# PROMPT:
Copy each line below exactly and leave the pictures out.

# INFORMATION SHOWN:
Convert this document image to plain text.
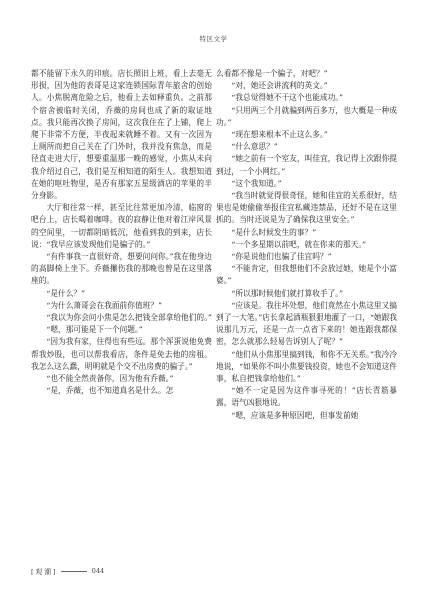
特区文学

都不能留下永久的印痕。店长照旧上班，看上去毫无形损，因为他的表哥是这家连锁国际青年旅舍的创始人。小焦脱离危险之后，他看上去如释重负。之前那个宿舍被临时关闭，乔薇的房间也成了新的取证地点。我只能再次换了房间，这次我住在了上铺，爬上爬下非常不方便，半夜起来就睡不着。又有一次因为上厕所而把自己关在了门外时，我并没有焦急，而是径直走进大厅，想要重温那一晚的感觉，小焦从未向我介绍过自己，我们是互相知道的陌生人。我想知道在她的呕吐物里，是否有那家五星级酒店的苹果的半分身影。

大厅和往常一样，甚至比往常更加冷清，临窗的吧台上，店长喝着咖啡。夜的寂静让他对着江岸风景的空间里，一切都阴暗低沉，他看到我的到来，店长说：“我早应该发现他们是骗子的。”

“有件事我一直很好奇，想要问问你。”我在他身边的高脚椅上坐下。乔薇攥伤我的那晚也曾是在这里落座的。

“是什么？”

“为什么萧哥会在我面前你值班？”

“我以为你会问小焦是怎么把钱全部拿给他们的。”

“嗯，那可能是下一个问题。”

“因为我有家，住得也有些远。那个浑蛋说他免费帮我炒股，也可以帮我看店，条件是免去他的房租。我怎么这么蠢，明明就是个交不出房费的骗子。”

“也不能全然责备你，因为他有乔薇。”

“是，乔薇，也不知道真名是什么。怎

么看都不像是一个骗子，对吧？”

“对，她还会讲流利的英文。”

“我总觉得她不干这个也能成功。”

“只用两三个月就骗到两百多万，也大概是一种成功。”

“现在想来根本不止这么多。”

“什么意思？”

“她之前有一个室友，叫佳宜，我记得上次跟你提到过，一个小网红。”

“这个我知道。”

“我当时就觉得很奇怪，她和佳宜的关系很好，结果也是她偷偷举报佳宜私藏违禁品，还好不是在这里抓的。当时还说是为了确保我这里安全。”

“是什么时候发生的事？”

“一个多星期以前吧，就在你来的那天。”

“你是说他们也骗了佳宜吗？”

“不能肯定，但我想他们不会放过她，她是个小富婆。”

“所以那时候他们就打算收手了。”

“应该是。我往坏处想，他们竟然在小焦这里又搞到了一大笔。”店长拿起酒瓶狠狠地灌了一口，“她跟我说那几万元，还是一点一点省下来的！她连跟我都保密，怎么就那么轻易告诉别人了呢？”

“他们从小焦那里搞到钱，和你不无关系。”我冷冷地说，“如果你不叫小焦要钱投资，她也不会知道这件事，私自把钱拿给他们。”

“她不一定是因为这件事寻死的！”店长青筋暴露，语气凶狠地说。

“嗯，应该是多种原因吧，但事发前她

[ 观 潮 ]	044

# FULL ANSWER:
Convert this document image to plain text.
特区文学

都不能留下永久的印痕。店长照旧上班，看上去毫无形损，因为他的表哥是这家连锁国际青年旅舍的创始人。小焦脱离危险之后，他看上去如释重负。之前那个宿舍被临时关闭，乔薇的房间也成了新的取证地点。我只能再次换了房间，这次我住在了上铺，爬上爬下非常不方便，半夜起来就睡不着。又有一次因为上厕所而把自己关在了门外时，我并没有焦急，而是径直走进大厅，想要重温那一晚的感觉，小焦从未向我介绍过自己，我们是互相知道的陌生人。我想知道在她的呕吐物里，是否有那家五星级酒店的苹果的半分身影。

大厅和往常一样，甚至比往常更加冷清，临窗的吧台上，店长喝着咖啡。夜的寂静让他对着江岸风景的空间里，一切都阴暗低沉，他看到我的到来，店长说：“我早应该发现他们是骗子的。”

“有件事我一直很好奇，想要问问你。”我在他身边的高脚椅上坐下。乔薇攥伤我的那晚也曾是在这里落座的。

“是什么？”

“为什么萧哥会在我面前你值班？”

“我以为你会问小焦是怎么把钱全部拿给他们的。”

“嗯，那可能是下一个问题。”

“因为我有家，住得也有些远。那个浑蛋说他免费帮我炒股，也可以帮我看店，条件是免去他的房租。我怎么这么蠢，明明就是个交不出房费的骗子。”

“也不能全然责备你，因为他有乔薇。”

“是，乔薇，也不知道真名是什么。怎

么看都不像是一个骗子，对吧？”

“对，她还会讲流利的英文。”

“我总觉得她不干这个也能成功。”

“只用两三个月就骗到两百多万，也大概是一种成功。”

“现在想来根本不止这么多。”

“什么意思？”

“她之前有一个室友，叫佳宜，我记得上次跟你提到过，一个小网红。”

“这个我知道。”

“我当时就觉得很奇怪，她和佳宜的关系很好，结果也是她偷偷举报佳宜私藏违禁品，还好不是在这里抓的。当时还说是为了确保我这里安全。”

“是什么时候发生的事？”

“一个多星期以前吧，就在你来的那天。”

“你是说他们也骗了佳宜吗？”

“不能肯定，但我想他们不会放过她，她是个小富婆。”

“所以那时候他们就打算收手了。”

“应该是。我往坏处想，他们竟然在小焦这里又搞到了一大笔。”店长拿起酒瓶狠狠地灌了一口，“她跟我说那几万元，还是一点一点省下来的！她连跟我都保密，怎么就那么轻易告诉别人了呢？”

“他们从小焦那里搞到钱，和你不无关系。”我冷冷地说，“如果你不叫小焦要钱投资，她也不会知道这件事，私自把钱拿给他们。”

“她不一定是因为这件事寻死的！”店长青筋暴露，语气凶狠地说。

“嗯，应该是多种原因吧，但事发前她

[ 观 潮 ]	044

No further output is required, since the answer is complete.